WRITTEN REQUEST: Copy out each line exactly as it appears.

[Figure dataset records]
--- Begin ---

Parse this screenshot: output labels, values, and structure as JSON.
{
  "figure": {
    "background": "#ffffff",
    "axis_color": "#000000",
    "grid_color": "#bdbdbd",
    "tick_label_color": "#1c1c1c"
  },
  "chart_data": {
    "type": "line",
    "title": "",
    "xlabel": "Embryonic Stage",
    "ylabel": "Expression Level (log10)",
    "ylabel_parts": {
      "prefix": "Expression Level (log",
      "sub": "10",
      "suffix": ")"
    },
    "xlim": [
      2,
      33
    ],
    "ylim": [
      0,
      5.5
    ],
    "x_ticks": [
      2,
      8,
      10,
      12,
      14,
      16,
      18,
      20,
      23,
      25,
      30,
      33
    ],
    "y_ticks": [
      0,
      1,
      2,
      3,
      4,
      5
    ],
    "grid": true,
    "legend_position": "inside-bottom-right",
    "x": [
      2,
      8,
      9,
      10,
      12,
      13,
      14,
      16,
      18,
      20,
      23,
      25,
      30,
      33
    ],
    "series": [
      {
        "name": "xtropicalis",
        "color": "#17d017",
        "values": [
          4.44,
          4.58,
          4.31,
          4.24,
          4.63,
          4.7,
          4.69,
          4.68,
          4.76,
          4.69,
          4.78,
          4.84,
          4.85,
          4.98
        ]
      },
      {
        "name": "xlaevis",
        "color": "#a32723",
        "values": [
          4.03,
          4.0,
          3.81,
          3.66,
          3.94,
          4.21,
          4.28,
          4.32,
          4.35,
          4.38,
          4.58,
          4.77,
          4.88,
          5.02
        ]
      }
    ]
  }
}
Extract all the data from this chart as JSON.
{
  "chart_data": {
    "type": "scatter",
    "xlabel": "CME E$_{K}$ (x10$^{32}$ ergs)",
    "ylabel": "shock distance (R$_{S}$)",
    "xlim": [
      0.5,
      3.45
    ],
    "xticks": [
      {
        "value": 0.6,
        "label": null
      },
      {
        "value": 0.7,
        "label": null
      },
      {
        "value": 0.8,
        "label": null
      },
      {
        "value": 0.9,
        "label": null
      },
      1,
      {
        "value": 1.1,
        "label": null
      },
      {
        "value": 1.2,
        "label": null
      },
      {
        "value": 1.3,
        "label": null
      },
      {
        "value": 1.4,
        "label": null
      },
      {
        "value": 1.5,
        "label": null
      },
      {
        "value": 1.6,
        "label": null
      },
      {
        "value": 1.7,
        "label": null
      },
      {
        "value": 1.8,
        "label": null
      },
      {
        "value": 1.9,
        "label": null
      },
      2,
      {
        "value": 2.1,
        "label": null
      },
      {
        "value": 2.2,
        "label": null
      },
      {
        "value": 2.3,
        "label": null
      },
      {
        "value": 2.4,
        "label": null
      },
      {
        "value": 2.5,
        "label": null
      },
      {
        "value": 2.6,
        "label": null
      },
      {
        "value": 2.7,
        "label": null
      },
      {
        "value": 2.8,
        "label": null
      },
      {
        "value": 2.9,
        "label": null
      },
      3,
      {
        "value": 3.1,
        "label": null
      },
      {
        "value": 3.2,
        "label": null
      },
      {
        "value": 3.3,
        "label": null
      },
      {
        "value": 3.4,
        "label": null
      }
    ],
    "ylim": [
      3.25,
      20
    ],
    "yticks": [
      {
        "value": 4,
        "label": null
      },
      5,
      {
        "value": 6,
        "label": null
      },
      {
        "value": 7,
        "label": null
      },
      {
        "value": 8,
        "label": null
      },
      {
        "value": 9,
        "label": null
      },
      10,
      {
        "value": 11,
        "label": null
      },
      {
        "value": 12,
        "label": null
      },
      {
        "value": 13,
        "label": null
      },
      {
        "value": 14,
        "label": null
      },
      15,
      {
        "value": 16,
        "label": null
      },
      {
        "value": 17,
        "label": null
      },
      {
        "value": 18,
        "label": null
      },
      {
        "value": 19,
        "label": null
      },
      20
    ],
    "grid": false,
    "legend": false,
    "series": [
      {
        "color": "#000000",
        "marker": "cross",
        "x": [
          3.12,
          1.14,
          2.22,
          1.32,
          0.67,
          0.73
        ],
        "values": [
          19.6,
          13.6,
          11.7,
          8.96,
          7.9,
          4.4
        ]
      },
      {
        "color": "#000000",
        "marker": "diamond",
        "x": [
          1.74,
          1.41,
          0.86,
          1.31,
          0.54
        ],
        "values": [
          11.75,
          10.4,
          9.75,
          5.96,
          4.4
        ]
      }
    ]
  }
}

--- End ---

SOLUTION:
Parse this screenshot: output labels, values, and structure as JSON.
{
  "figure": {
    "background": "#ffffff",
    "axis_color": "#000000",
    "grid_color": "#bdbdbd",
    "tick_label_color": "#1c1c1c"
  },
  "chart_data": {
    "type": "line",
    "title": "",
    "xlabel": "Embryonic Stage",
    "ylabel": "Expression Level (log10)",
    "ylabel_parts": {
      "prefix": "Expression Level (log",
      "sub": "10",
      "suffix": ")"
    },
    "xlim": [
      2,
      33
    ],
    "ylim": [
      0,
      5.5
    ],
    "x_ticks": [
      2,
      8,
      10,
      12,
      14,
      16,
      18,
      20,
      23,
      25,
      30,
      33
    ],
    "y_ticks": [
      0,
      1,
      2,
      3,
      4,
      5
    ],
    "grid": true,
    "legend_position": "inside-bottom-right",
    "x": [
      2,
      8,
      9,
      10,
      12,
      13,
      14,
      16,
      18,
      20,
      23,
      25,
      30,
      33
    ],
    "series": [
      {
        "name": "xtropicalis",
        "color": "#17d017",
        "values": [
          4.44,
          4.58,
          4.31,
          4.24,
          4.63,
          4.7,
          4.69,
          4.68,
          4.76,
          4.69,
          4.78,
          4.84,
          4.85,
          4.98
        ]
      },
      {
        "name": "xlaevis",
        "color": "#a32723",
        "values": [
          4.03,
          4.0,
          3.81,
          3.66,
          3.94,
          4.21,
          4.28,
          4.32,
          4.35,
          4.38,
          4.58,
          4.77,
          4.88,
          5.02
        ]
      }
    ]
  }
}
Extract all the data from this chart as JSON.
{
  "chart_data": {
    "type": "scatter",
    "xlabel": "CME E$_{K}$ (x10$^{32}$ ergs)",
    "ylabel": "shock distance (R$_{S}$)",
    "xlim": [
      0.5,
      3.45
    ],
    "xticks": [
      {
        "value": 0.6,
        "label": null
      },
      {
        "value": 0.7,
        "label": null
      },
      {
        "value": 0.8,
        "label": null
      },
      {
        "value": 0.9,
        "label": null
      },
      1,
      {
        "value": 1.1,
        "label": null
      },
      {
        "value": 1.2,
        "label": null
      },
      {
        "value": 1.3,
        "label": null
      },
      {
        "value": 1.4,
        "label": null
      },
      {
        "value": 1.5,
        "label": null
      },
      {
        "value": 1.6,
        "label": null
      },
      {
        "value": 1.7,
        "label": null
      },
      {
        "value": 1.8,
        "label": null
      },
      {
        "value": 1.9,
        "label": null
      },
      2,
      {
        "value": 2.1,
        "label": null
      },
      {
        "value": 2.2,
        "label": null
      },
      {
        "value": 2.3,
        "label": null
      },
      {
        "value": 2.4,
        "label": null
      },
      {
        "value": 2.5,
        "label": null
      },
      {
        "value": 2.6,
        "label": null
      },
      {
        "value": 2.7,
        "label": null
      },
      {
        "value": 2.8,
        "label": null
      },
      {
        "value": 2.9,
        "label": null
      },
      3,
      {
        "value": 3.1,
        "label": null
      },
      {
        "value": 3.2,
        "label": null
      },
      {
        "value": 3.3,
        "label": null
      },
      {
        "value": 3.4,
        "label": null
      }
    ],
    "ylim": [
      3.25,
      20
    ],
    "yticks": [
      {
        "value": 4,
        "label": null
      },
      5,
      {
        "value": 6,
        "label": null
      },
      {
        "value": 7,
        "label": null
      },
      {
        "value": 8,
        "label": null
      },
      {
        "value": 9,
        "label": null
      },
      10,
      {
        "value": 11,
        "label": null
      },
      {
        "value": 12,
        "label": null
      },
      {
        "value": 13,
        "label": null
      },
      {
        "value": 14,
        "label": null
      },
      15,
      {
        "value": 16,
        "label": null
      },
      {
        "value": 17,
        "label": null
      },
      {
        "value": 18,
        "label": null
      },
      {
        "value": 19,
        "label": null
      },
      20
    ],
    "grid": false,
    "legend": false,
    "series": [
      {
        "color": "#000000",
        "marker": "cross",
        "x": [
          3.12,
          1.14,
          2.22,
          1.32,
          0.67,
          0.73
        ],
        "values": [
          19.6,
          13.6,
          11.7,
          8.96,
          7.9,
          4.4
        ]
      },
      {
        "color": "#000000",
        "marker": "diamond",
        "x": [
          1.74,
          1.41,
          0.86,
          1.31,
          0.54
        ],
        "values": [
          11.75,
          10.4,
          9.75,
          5.96,
          4.4
        ]
      }
    ]
  }
}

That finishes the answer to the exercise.